Stored dataset items:
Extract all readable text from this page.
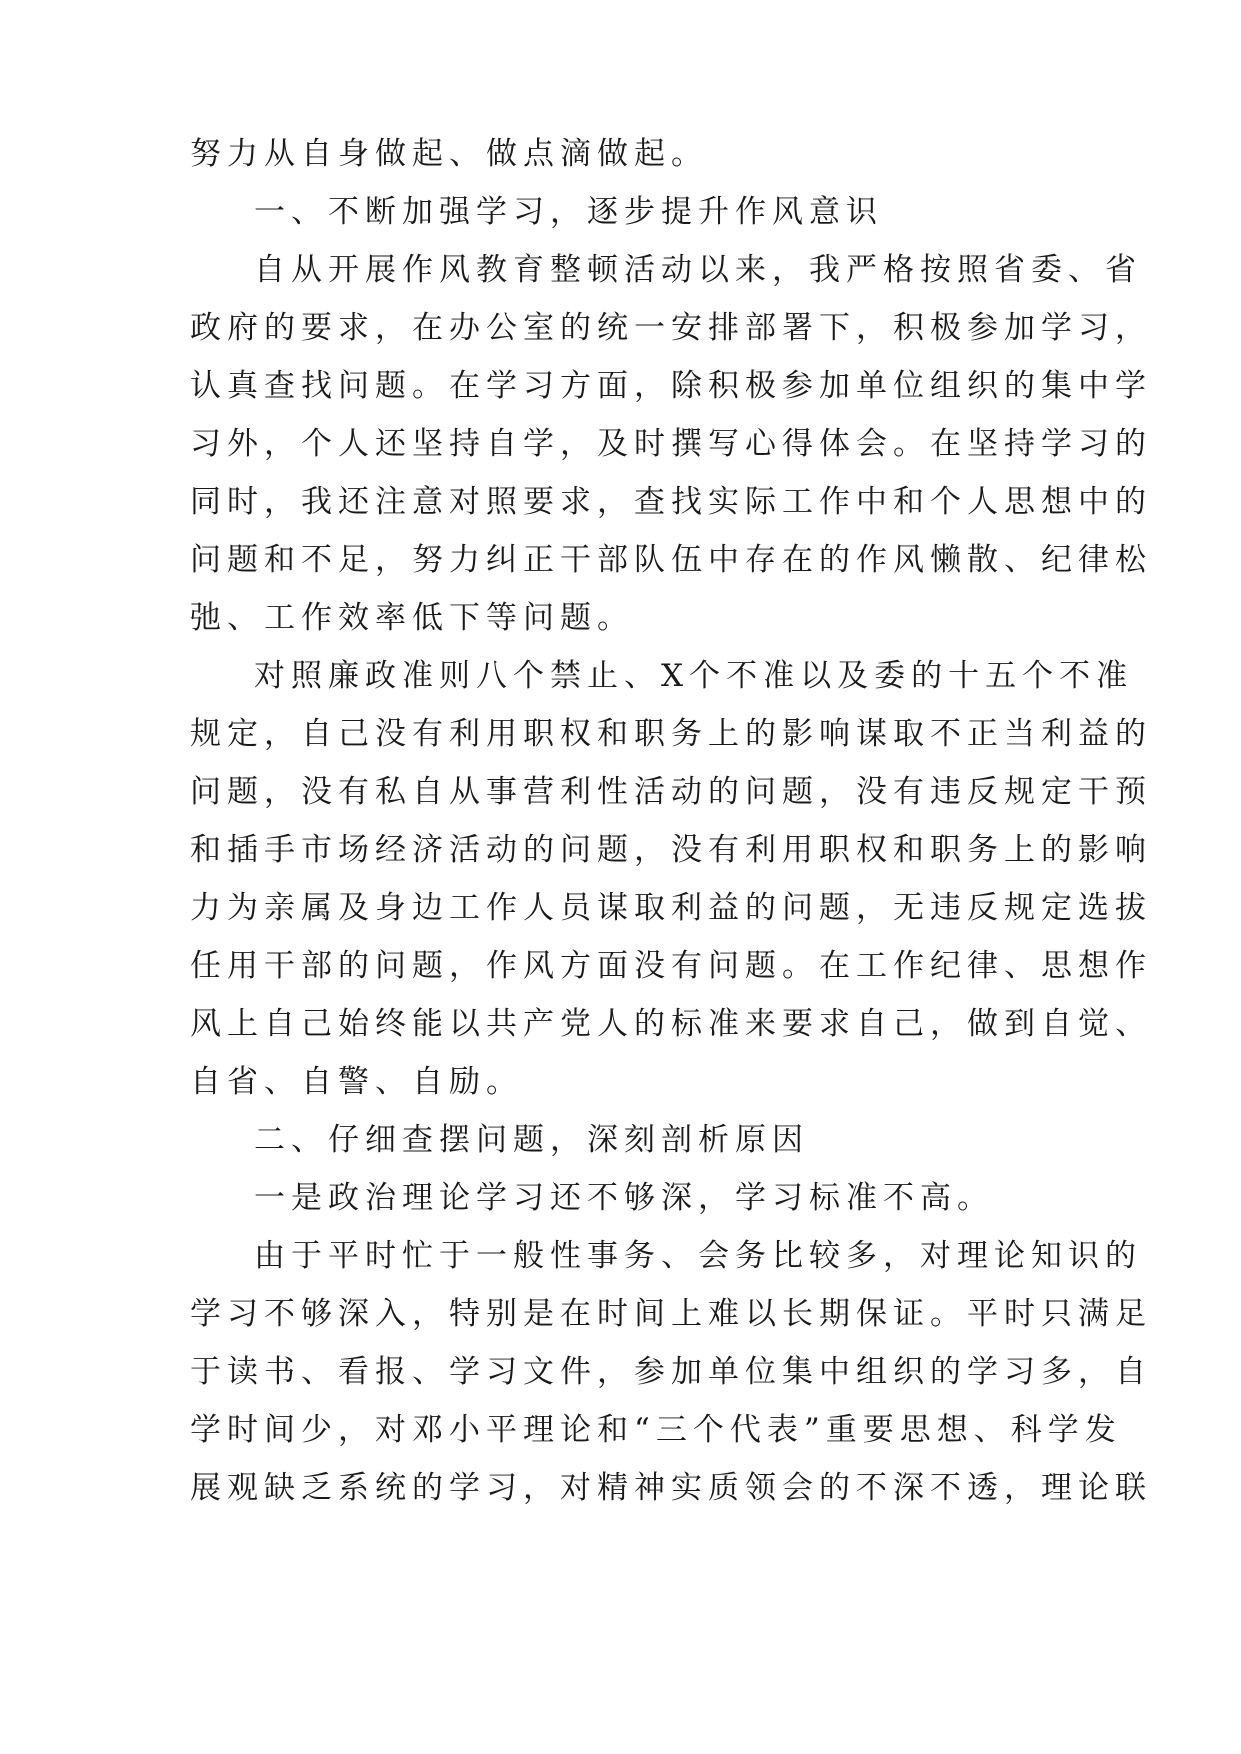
努力从自身做起、做点滴做起。
一、不断加强学习，逐步提升作风意识
自从开展作风教育整顿活动以来，我严格按照省委、省
政府的要求，在办公室的统一安排部署下，积极参加学习，
认真查找问题。在学习方面，除积极参加单位组织的集中学
习外，个人还坚持自学，及时撰写心得体会。在坚持学习的
同时，我还注意对照要求，查找实际工作中和个人思想中的
问题和不足，努力纠正干部队伍中存在的作风懒散、纪律松
弛、工作效率低下等问题。
对照廉政准则八个禁止、X个不准以及委的十五个不准
规定，自己没有利用职权和职务上的影响谋取不正当利益的
问题，没有私自从事营利性活动的问题，没有违反规定干预
和插手市场经济活动的问题，没有利用职权和职务上的影响
力为亲属及身边工作人员谋取利益的问题，无违反规定选拔
任用干部的问题，作风方面没有问题。在工作纪律、思想作
风上自己始终能以共产党人的标准来要求自己，做到自觉、
自省、自警、自励。
二、仔细查摆问题，深刻剖析原因
一是政治理论学习还不够深，学习标准不高。
由于平时忙于一般性事务、会务比较多，对理论知识的
学习不够深入，特别是在时间上难以长期保证。平时只满足
于读书、看报、学习文件，参加单位集中组织的学习多，自
学时间少，对邓小平理论和“三个代表”重要思想、科学发
展观缺乏系统的学习，对精神实质领会的不深不透，理论联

* **Task**
Copy the entries exactly. Leave out the images.

* **Answer to the exercise**
Extract all readable text from this page.
努力从自身做起、做点滴做起。
一、不断加强学习，逐步提升作风意识
自从开展作风教育整顿活动以来，我严格按照省委、省
政府的要求，在办公室的统一安排部署下，积极参加学习，
认真查找问题。在学习方面，除积极参加单位组织的集中学
习外，个人还坚持自学，及时撰写心得体会。在坚持学习的
同时，我还注意对照要求，查找实际工作中和个人思想中的
问题和不足，努力纠正干部队伍中存在的作风懒散、纪律松
弛、工作效率低下等问题。
对照廉政准则八个禁止、X个不准以及委的十五个不准
规定，自己没有利用职权和职务上的影响谋取不正当利益的
问题，没有私自从事营利性活动的问题，没有违反规定干预
和插手市场经济活动的问题，没有利用职权和职务上的影响
力为亲属及身边工作人员谋取利益的问题，无违反规定选拔
任用干部的问题，作风方面没有问题。在工作纪律、思想作
风上自己始终能以共产党人的标准来要求自己，做到自觉、
自省、自警、自励。
二、仔细查摆问题，深刻剖析原因
一是政治理论学习还不够深，学习标准不高。
由于平时忙于一般性事务、会务比较多，对理论知识的
学习不够深入，特别是在时间上难以长期保证。平时只满足
于读书、看报、学习文件，参加单位集中组织的学习多，自
学时间少，对邓小平理论和“三个代表”重要思想、科学发
展观缺乏系统的学习，对精神实质领会的不深不透，理论联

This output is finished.